§ **REQUIREMENT**
Using the listing below, please gather every line containing the word "Fedderwarden".

§ **MATERIAL PROVIDED**
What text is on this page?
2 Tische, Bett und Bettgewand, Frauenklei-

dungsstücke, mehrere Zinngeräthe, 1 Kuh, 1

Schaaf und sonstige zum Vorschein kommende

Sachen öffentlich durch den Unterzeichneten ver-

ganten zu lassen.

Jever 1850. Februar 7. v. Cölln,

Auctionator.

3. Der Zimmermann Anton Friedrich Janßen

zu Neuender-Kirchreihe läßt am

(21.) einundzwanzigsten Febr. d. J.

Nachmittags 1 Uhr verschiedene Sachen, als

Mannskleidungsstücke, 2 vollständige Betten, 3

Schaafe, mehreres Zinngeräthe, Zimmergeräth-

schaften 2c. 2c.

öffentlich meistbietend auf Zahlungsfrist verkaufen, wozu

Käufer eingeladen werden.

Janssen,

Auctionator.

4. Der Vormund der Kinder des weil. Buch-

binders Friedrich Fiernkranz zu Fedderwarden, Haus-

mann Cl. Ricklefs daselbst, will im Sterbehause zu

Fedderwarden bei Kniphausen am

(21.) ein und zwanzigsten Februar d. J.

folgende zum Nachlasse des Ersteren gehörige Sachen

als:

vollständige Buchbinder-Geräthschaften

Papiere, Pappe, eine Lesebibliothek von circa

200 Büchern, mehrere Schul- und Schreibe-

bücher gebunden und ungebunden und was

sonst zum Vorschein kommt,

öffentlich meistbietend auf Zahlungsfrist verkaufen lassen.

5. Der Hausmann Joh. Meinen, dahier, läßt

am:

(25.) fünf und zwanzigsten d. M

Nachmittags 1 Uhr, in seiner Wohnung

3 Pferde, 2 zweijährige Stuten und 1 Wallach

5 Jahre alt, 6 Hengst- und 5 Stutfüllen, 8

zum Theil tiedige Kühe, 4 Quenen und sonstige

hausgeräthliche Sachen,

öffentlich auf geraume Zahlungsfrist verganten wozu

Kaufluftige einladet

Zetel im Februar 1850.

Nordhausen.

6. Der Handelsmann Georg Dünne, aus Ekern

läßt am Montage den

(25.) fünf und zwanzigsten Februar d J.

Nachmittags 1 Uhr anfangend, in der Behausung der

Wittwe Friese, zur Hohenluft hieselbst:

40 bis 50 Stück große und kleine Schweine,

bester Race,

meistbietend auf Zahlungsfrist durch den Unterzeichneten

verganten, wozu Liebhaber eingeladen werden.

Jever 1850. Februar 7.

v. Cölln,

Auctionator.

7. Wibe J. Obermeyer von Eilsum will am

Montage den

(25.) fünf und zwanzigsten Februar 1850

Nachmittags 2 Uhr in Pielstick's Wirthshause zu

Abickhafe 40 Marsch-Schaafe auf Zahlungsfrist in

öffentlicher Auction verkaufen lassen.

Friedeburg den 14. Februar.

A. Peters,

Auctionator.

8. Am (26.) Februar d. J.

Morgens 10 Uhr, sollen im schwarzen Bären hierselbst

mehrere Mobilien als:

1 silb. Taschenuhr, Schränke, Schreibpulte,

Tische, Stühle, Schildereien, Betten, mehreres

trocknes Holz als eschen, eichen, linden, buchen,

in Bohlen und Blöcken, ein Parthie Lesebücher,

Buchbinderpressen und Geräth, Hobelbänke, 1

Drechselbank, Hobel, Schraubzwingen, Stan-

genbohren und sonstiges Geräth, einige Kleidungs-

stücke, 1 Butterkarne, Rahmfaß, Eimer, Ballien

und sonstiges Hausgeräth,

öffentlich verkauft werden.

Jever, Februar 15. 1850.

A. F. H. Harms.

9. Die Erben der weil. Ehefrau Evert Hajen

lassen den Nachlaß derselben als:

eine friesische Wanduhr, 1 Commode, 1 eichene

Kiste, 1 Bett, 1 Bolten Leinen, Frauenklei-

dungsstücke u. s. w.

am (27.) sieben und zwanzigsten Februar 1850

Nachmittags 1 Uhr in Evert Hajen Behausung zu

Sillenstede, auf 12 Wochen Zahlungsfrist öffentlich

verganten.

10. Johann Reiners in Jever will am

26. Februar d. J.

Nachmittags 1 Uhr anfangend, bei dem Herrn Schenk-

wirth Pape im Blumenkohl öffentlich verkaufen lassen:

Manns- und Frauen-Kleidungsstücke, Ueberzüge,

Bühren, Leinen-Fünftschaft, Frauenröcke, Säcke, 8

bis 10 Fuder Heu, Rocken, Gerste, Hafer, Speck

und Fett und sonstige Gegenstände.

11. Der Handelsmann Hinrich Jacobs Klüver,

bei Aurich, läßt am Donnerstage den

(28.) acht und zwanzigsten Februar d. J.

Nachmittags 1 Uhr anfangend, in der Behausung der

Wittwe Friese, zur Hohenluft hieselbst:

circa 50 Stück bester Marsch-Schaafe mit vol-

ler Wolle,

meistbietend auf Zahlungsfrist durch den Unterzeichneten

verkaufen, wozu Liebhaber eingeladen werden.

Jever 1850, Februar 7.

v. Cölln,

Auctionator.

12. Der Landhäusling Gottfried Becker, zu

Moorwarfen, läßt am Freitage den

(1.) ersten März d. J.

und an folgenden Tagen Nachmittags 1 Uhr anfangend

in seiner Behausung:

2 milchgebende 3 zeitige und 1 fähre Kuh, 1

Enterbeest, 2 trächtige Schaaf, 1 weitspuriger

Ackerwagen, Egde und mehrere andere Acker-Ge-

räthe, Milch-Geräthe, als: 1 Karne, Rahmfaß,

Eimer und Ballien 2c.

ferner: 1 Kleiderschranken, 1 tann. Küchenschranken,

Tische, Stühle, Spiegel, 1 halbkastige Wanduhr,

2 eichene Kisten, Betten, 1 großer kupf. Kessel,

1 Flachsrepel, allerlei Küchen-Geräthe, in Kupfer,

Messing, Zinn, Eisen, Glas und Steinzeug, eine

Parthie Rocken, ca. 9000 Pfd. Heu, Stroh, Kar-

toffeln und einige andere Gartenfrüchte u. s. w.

§ **EXERCISE RESULT**
binders Friedrich Fiernkranz zu Fedderwarden, Haus-
Fedderwarden bei Kniphausen am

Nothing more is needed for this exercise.